## Start RECORDS FOR PROCESSING

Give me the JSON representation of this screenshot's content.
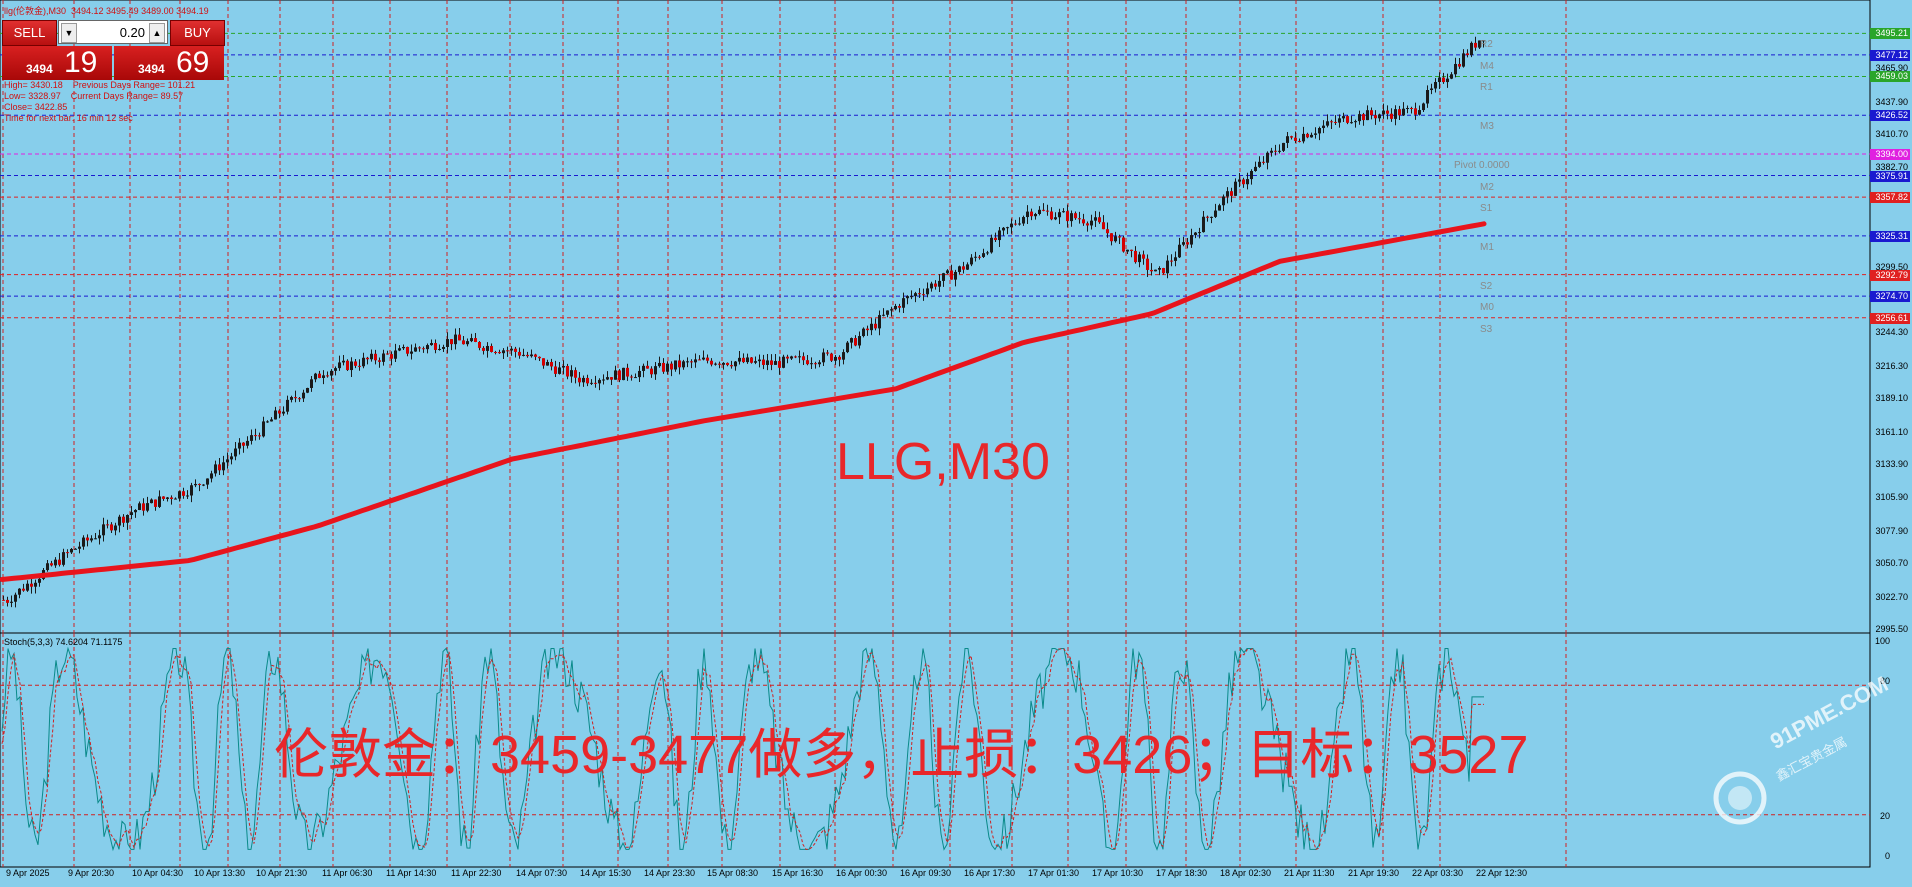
{
  "header": {
    "symbol_line": "llg(伦敦金),M30  3494.12 3495.49 3489.00 3494.19",
    "info_lines": [
      "High= 3430.18    Previous Days Range= 101.21",
      "Low= 3328.97    Current Days Range= 89.57",
      "Close= 3422.85",
      "Time for next bar: 16 min 12 sec"
    ]
  },
  "trade_panel": {
    "sell_label": "SELL",
    "buy_label": "BUY",
    "lot_value": "0.20",
    "bid_small": "3494",
    "bid_big": "19",
    "ask_small": "3494",
    "ask_big": "69"
  },
  "chart_title": "LLG,M30",
  "annotation": "伦敦金：3459-3477做多，止损：3426；目标：3527",
  "pivot_labels": [
    "R2",
    "M4",
    "R1",
    "M3",
    "Pivot  0.0000",
    "M2",
    "S1",
    "M1",
    "S2",
    "M0",
    "S3"
  ],
  "price_axis_labels": [
    "3437.90",
    "3410.70",
    "3382.70",
    "3299.50",
    "3244.30",
    "3216.30",
    "3189.10",
    "3161.10",
    "3133.90",
    "3105.90",
    "3077.90",
    "3050.70",
    "3022.70",
    "2995.50",
    "3465.90"
  ],
  "price_tags": [
    {
      "text": "3495.21",
      "color": "#2aa52a"
    },
    {
      "text": "3477.12",
      "color": "#1a1ad0"
    },
    {
      "text": "3459.03",
      "color": "#2aa52a"
    },
    {
      "text": "3426.52",
      "color": "#1a1ad0"
    },
    {
      "text": "3394.00",
      "color": "#e020e0"
    },
    {
      "text": "3375.91",
      "color": "#1a1ad0"
    },
    {
      "text": "3357.82",
      "color": "#e02020"
    },
    {
      "text": "3325.31",
      "color": "#1a1ad0"
    },
    {
      "text": "3292.79",
      "color": "#e02020"
    },
    {
      "text": "3274.70",
      "color": "#1a1ad0"
    },
    {
      "text": "3256.61",
      "color": "#e02020"
    }
  ],
  "time_labels": [
    "9 Apr 2025",
    "9 Apr 20:30",
    "10 Apr 04:30",
    "10 Apr 13:30",
    "10 Apr 21:30",
    "11 Apr 06:30",
    "11 Apr 14:30",
    "11 Apr 22:30",
    "14 Apr 07:30",
    "14 Apr 15:30",
    "14 Apr 23:30",
    "15 Apr 08:30",
    "15 Apr 16:30",
    "16 Apr 00:30",
    "16 Apr 09:30",
    "16 Apr 17:30",
    "17 Apr 01:30",
    "17 Apr 10:30",
    "17 Apr 18:30",
    "18 Apr 02:30",
    "21 Apr 11:30",
    "21 Apr 19:30",
    "22 Apr 03:30",
    "22 Apr 12:30"
  ],
  "stochastic": {
    "title": "Stoch(5,3,3) 74.6204 71.1175",
    "levels": [
      "100",
      "80",
      "20",
      "0"
    ]
  },
  "watermark": {
    "text": "91PME.COM",
    "sub": "鑫汇宝贵金属"
  },
  "chart_data": {
    "type": "candlestick",
    "title": "LLG,M30",
    "ylim": [
      2995.5,
      3498
    ],
    "moving_average": {
      "color": "#e8141c",
      "x": [
        "9 Apr 2025",
        "10 Apr 13:30",
        "11 Apr 06:30",
        "14 Apr 07:30",
        "15 Apr 08:30",
        "16 Apr 09:30",
        "17 Apr 01:30",
        "17 Apr 18:30",
        "21 Apr 11:30",
        "22 Apr 12:30"
      ],
      "y": [
        3037,
        3053,
        3082,
        3138,
        3170,
        3197,
        3236,
        3260,
        3304,
        3336
      ]
    },
    "price_path": {
      "x": [
        "9 Apr 2025",
        "9 Apr 20:30",
        "10 Apr 04:30",
        "10 Apr 13:30",
        "10 Apr 21:30",
        "11 Apr 06:30",
        "11 Apr 14:30",
        "11 Apr 22:30",
        "14 Apr 07:30",
        "14 Apr 15:30",
        "14 Apr 23:30",
        "15 Apr 08:30",
        "15 Apr 16:30",
        "16 Apr 00:30",
        "16 Apr 09:30",
        "16 Apr 17:30",
        "17 Apr 01:30",
        "17 Apr 10:30",
        "17 Apr 18:30",
        "18 Apr 02:30",
        "21 Apr 11:30",
        "21 Apr 19:30",
        "22 Apr 03:30",
        "22 Apr 12:30"
      ],
      "y": [
        3020,
        3060,
        3095,
        3115,
        3160,
        3212,
        3225,
        3238,
        3228,
        3205,
        3212,
        3221,
        3218,
        3225,
        3270,
        3300,
        3347,
        3338,
        3292,
        3355,
        3405,
        3425,
        3430,
        3494
      ]
    },
    "stochastic": {
      "k_last": 74.6204,
      "d_last": 71.1175,
      "levels": [
        20,
        80
      ]
    }
  }
}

## End RECORDS FOR PROCESSING

◆ THE TASK
Transcribe the records verbatim and omit the images.

◆ CORRECT RESULT
Give me the JSON representation of this screenshot's content.
{
  "header": {
    "symbol_line": "llg(伦敦金),M30  3494.12 3495.49 3489.00 3494.19",
    "info_lines": [
      "High= 3430.18    Previous Days Range= 101.21",
      "Low= 3328.97    Current Days Range= 89.57",
      "Close= 3422.85",
      "Time for next bar: 16 min 12 sec"
    ]
  },
  "trade_panel": {
    "sell_label": "SELL",
    "buy_label": "BUY",
    "lot_value": "0.20",
    "bid_small": "3494",
    "bid_big": "19",
    "ask_small": "3494",
    "ask_big": "69"
  },
  "chart_title": "LLG,M30",
  "annotation": "伦敦金：3459-3477做多，止损：3426；目标：3527",
  "pivot_labels": [
    "R2",
    "M4",
    "R1",
    "M3",
    "Pivot  0.0000",
    "M2",
    "S1",
    "M1",
    "S2",
    "M0",
    "S3"
  ],
  "price_axis_labels": [
    "3437.90",
    "3410.70",
    "3382.70",
    "3299.50",
    "3244.30",
    "3216.30",
    "3189.10",
    "3161.10",
    "3133.90",
    "3105.90",
    "3077.90",
    "3050.70",
    "3022.70",
    "2995.50",
    "3465.90"
  ],
  "price_tags": [
    {
      "text": "3495.21",
      "color": "#2aa52a"
    },
    {
      "text": "3477.12",
      "color": "#1a1ad0"
    },
    {
      "text": "3459.03",
      "color": "#2aa52a"
    },
    {
      "text": "3426.52",
      "color": "#1a1ad0"
    },
    {
      "text": "3394.00",
      "color": "#e020e0"
    },
    {
      "text": "3375.91",
      "color": "#1a1ad0"
    },
    {
      "text": "3357.82",
      "color": "#e02020"
    },
    {
      "text": "3325.31",
      "color": "#1a1ad0"
    },
    {
      "text": "3292.79",
      "color": "#e02020"
    },
    {
      "text": "3274.70",
      "color": "#1a1ad0"
    },
    {
      "text": "3256.61",
      "color": "#e02020"
    }
  ],
  "time_labels": [
    "9 Apr 2025",
    "9 Apr 20:30",
    "10 Apr 04:30",
    "10 Apr 13:30",
    "10 Apr 21:30",
    "11 Apr 06:30",
    "11 Apr 14:30",
    "11 Apr 22:30",
    "14 Apr 07:30",
    "14 Apr 15:30",
    "14 Apr 23:30",
    "15 Apr 08:30",
    "15 Apr 16:30",
    "16 Apr 00:30",
    "16 Apr 09:30",
    "16 Apr 17:30",
    "17 Apr 01:30",
    "17 Apr 10:30",
    "17 Apr 18:30",
    "18 Apr 02:30",
    "21 Apr 11:30",
    "21 Apr 19:30",
    "22 Apr 03:30",
    "22 Apr 12:30"
  ],
  "stochastic": {
    "title": "Stoch(5,3,3) 74.6204 71.1175",
    "levels": [
      "100",
      "80",
      "20",
      "0"
    ]
  },
  "watermark": {
    "text": "91PME.COM",
    "sub": "鑫汇宝贵金属"
  },
  "chart_data": {
    "type": "candlestick",
    "title": "LLG,M30",
    "ylim": [
      2995.5,
      3498
    ],
    "moving_average": {
      "color": "#e8141c",
      "x": [
        "9 Apr 2025",
        "10 Apr 13:30",
        "11 Apr 06:30",
        "14 Apr 07:30",
        "15 Apr 08:30",
        "16 Apr 09:30",
        "17 Apr 01:30",
        "17 Apr 18:30",
        "21 Apr 11:30",
        "22 Apr 12:30"
      ],
      "y": [
        3037,
        3053,
        3082,
        3138,
        3170,
        3197,
        3236,
        3260,
        3304,
        3336
      ]
    },
    "price_path": {
      "x": [
        "9 Apr 2025",
        "9 Apr 20:30",
        "10 Apr 04:30",
        "10 Apr 13:30",
        "10 Apr 21:30",
        "11 Apr 06:30",
        "11 Apr 14:30",
        "11 Apr 22:30",
        "14 Apr 07:30",
        "14 Apr 15:30",
        "14 Apr 23:30",
        "15 Apr 08:30",
        "15 Apr 16:30",
        "16 Apr 00:30",
        "16 Apr 09:30",
        "16 Apr 17:30",
        "17 Apr 01:30",
        "17 Apr 10:30",
        "17 Apr 18:30",
        "18 Apr 02:30",
        "21 Apr 11:30",
        "21 Apr 19:30",
        "22 Apr 03:30",
        "22 Apr 12:30"
      ],
      "y": [
        3020,
        3060,
        3095,
        3115,
        3160,
        3212,
        3225,
        3238,
        3228,
        3205,
        3212,
        3221,
        3218,
        3225,
        3270,
        3300,
        3347,
        3338,
        3292,
        3355,
        3405,
        3425,
        3430,
        3494
      ]
    },
    "stochastic": {
      "k_last": 74.6204,
      "d_last": 71.1175,
      "levels": [
        20,
        80
      ]
    }
  }
}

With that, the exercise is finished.